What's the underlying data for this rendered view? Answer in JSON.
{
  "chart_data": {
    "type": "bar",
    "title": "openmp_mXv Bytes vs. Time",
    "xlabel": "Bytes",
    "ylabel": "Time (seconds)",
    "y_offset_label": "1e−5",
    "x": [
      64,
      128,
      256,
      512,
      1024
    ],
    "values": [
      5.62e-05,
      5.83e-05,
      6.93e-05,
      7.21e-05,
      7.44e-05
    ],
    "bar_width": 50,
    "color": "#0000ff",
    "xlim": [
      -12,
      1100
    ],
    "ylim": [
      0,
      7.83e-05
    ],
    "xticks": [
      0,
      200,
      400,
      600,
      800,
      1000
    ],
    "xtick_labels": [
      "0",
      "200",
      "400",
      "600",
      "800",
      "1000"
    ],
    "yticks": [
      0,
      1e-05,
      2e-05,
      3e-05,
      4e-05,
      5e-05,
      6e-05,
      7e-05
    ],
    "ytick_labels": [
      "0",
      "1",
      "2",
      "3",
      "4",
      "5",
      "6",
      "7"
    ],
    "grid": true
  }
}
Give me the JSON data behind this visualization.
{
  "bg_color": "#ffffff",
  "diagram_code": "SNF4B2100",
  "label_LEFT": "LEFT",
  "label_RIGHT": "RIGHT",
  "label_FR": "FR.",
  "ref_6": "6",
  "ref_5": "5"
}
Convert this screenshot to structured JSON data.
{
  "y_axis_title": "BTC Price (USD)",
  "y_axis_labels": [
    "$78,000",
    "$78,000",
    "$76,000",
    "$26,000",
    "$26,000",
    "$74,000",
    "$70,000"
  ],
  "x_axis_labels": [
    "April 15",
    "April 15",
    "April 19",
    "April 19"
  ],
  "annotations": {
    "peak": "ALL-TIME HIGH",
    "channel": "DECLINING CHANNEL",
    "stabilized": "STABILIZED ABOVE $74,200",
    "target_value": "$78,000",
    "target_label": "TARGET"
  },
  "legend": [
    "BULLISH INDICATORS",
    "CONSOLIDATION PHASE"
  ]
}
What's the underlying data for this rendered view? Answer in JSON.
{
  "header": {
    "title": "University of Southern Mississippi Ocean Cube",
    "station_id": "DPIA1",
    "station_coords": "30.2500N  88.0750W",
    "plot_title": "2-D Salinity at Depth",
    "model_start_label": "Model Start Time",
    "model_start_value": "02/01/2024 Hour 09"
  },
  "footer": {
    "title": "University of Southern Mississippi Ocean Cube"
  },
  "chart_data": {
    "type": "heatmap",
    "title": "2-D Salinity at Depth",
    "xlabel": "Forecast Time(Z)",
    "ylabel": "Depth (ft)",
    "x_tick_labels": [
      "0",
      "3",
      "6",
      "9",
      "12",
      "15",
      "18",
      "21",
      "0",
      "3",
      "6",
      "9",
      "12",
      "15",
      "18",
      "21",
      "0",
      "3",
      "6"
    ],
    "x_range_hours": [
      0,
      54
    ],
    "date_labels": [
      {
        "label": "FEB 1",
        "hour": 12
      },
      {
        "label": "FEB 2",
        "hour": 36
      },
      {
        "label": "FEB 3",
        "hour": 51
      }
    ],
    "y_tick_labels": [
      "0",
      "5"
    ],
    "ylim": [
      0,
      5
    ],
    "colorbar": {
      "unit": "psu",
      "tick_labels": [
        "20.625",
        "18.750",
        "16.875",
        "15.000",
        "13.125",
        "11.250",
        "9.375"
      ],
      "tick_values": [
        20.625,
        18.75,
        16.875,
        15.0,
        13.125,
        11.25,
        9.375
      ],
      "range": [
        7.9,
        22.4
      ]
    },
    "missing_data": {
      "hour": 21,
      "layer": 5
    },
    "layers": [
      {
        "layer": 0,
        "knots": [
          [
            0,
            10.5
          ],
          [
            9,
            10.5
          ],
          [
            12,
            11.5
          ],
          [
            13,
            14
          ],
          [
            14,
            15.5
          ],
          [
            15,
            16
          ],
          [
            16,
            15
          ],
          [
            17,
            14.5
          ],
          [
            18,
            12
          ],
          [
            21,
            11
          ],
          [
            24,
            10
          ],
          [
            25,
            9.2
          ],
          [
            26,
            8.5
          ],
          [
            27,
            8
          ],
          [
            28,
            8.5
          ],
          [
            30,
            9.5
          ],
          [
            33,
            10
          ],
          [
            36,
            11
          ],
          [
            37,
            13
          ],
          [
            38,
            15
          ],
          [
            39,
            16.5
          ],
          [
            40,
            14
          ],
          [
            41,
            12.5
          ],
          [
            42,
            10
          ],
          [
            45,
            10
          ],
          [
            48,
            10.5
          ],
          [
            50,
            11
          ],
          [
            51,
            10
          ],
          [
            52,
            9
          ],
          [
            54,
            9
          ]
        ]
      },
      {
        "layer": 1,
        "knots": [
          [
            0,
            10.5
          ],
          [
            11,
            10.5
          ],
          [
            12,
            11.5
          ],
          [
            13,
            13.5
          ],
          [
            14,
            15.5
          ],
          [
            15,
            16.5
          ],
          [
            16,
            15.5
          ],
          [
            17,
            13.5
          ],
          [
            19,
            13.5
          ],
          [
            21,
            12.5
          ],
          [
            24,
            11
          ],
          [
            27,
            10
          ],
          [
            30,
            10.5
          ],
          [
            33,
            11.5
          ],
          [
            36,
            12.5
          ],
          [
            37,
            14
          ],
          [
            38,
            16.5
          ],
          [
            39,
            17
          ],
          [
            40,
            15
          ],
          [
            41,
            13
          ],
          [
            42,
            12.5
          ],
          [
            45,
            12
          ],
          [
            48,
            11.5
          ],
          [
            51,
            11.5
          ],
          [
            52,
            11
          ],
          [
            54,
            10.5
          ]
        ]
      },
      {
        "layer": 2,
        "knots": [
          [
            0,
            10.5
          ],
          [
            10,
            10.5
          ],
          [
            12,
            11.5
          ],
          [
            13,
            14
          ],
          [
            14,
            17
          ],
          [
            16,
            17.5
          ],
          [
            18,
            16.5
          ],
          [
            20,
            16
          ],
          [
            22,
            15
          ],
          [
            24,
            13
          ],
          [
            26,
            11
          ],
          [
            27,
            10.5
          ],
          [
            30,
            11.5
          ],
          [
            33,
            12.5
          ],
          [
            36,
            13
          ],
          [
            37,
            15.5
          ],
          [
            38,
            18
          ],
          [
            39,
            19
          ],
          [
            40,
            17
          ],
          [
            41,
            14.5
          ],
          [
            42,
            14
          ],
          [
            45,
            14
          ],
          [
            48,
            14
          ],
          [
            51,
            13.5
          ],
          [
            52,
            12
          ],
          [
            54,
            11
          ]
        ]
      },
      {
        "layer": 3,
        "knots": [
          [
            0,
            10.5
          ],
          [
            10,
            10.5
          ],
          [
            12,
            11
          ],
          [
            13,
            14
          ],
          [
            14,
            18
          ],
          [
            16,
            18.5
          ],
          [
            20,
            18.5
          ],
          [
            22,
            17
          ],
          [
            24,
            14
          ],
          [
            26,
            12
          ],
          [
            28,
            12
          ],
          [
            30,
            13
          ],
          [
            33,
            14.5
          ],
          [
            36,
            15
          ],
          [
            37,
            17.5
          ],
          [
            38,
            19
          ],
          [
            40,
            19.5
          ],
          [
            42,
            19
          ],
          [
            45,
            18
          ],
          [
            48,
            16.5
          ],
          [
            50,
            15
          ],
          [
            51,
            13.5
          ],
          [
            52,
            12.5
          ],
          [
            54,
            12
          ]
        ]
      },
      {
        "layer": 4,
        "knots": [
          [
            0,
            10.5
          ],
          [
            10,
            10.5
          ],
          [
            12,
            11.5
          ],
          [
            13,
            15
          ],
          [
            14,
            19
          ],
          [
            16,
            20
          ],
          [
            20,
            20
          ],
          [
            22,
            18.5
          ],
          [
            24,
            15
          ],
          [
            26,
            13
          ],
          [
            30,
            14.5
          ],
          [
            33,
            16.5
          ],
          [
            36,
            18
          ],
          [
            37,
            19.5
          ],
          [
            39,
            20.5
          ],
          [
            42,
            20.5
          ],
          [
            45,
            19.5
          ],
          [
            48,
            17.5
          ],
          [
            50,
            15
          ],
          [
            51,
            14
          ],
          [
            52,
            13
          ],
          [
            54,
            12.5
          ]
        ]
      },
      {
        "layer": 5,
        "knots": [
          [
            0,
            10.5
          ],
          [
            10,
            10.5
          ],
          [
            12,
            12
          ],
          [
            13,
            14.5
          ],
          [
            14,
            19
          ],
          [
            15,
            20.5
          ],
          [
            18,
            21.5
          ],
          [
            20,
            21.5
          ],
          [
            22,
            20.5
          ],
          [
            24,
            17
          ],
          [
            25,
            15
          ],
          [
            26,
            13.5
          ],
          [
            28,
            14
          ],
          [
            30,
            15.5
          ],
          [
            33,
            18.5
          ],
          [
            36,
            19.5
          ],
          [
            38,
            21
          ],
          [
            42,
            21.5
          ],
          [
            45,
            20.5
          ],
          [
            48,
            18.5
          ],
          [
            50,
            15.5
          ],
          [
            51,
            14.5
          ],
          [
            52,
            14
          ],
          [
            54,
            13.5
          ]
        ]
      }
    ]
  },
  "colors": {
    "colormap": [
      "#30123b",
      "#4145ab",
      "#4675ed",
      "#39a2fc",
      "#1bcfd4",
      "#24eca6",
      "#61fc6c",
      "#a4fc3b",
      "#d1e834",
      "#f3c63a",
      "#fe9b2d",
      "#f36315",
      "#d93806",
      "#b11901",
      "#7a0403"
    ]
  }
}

- - - - -

Gather each line that holds "University".

    "title": "University of Southern Mississippi Ocean Cube",
    "title": "University of Southern Mississippi Ocean Cube"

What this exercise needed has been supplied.